● INSTRUCTIONS FOR THE TASK: Continue the designation text on the remains of Creswell Chapel, starting after its last sentence.

──────── PAGE EXCERPT ────────

Summary
Remains of Creswell Chapel, 350m south east of Creswell Farm.
Reasons for Designation
A medieval chapel is a building, usually rectangular, containing a range of furnishings and fittings appropriate for Christian worship in the pre-Reformation period. Chapels were designed for congregational worship and were generally divided into two main parts: the nave, which provided accommodation for the laity, and the chancel, which was the main domain of the priest and contained the principal altar. Around 4000 parochial chapels were built between the 12th and 17th centuries as subsidiary places of worship built for the convenience of parishioners who lived at a distance from the main parish church. Chantry chapels were built and maintained by endowment and were established for the singing of masses for the soul of the founder. Some chapels possessed burial grounds. Unlike parish churches, the majority of which remain in ecclesiastical use, chapels were often abandoned as their communities and supporting finances declined or disappeared. Many chantry chapels disappeared after the dissolution of their supporting communities in the 1540s. Chapels, like parish churches, have always been major features of the landscape. A significant number of surviving examples are identified as being nationally important. The sites of abandoned chapels, where positively identified, are particularly worthy of statutory protection as they were often left largely undisturbed and thus retain important information about the nature and date of their use up to their abandonment. As the site of an abandoned chapel Creswell chapel will contain important archaeological and environmental information about the nature of the site and by association of the medieval village of Creswell which it served.

──────── DATA SECTION ────────

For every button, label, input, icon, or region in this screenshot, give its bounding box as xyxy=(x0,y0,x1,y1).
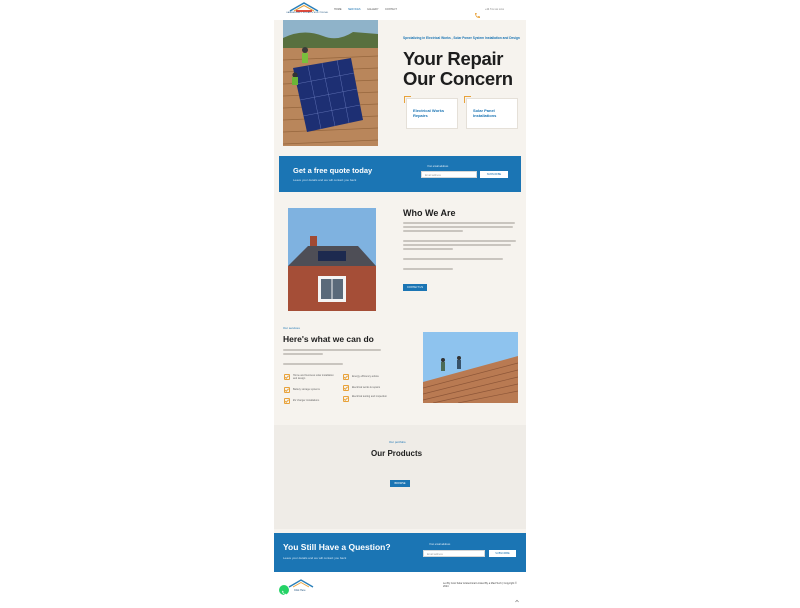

────────

● THE RESPONSE:
History
See Details.
Details
This record was the subject of a minor enhancement on 10 June 2015. The record has been generated from an "old county number" (OCN) scheduling record. These are monuments that were not reviewed under the Monuments Protection Programme and are some of our oldest designation records. The monument includes the remains of Creswell chapel, including upstanding fabric of the north and east walls of the chancel. The standing sections are of ashlar sandstone blocks with two original lancet windows on the north wall of 13th century date and the eastern wall retains the lower part of the jambs of a large east window and dates to the 15th century. The walls stand to a height of 4m, the east wall measures up to 8m long and the north wall up to 7m long and diagonal stopped buttresses survive at the north east and south east corners. These standing dimensions are likely to mark the extent of the chancel but the location of robber trenches indicates the nave to have extended a further 11m to the west.
Medieval documents refer to it as the Chapel of Ease, a prebendary chapel of the Royal Free Chapel of St Mary in Stafford since 1346. An assessment of taxes in 1428 for the Collegiate Church of St. Mary mentions Creswell as a free chapel, which the dean had jurisdiction over and instituted its chaplains, but had no control over the advowsons, which belonged to different individuals. It also stated that, by ancient custom, the parishioners of Creswell buried their dead in the graveyard of the Church of Saint Bertelin in Stafford, which may indicate an absence of any associated cemetery next to the chapel. The standing portions are also a Grade II listed building NHLE 1242636.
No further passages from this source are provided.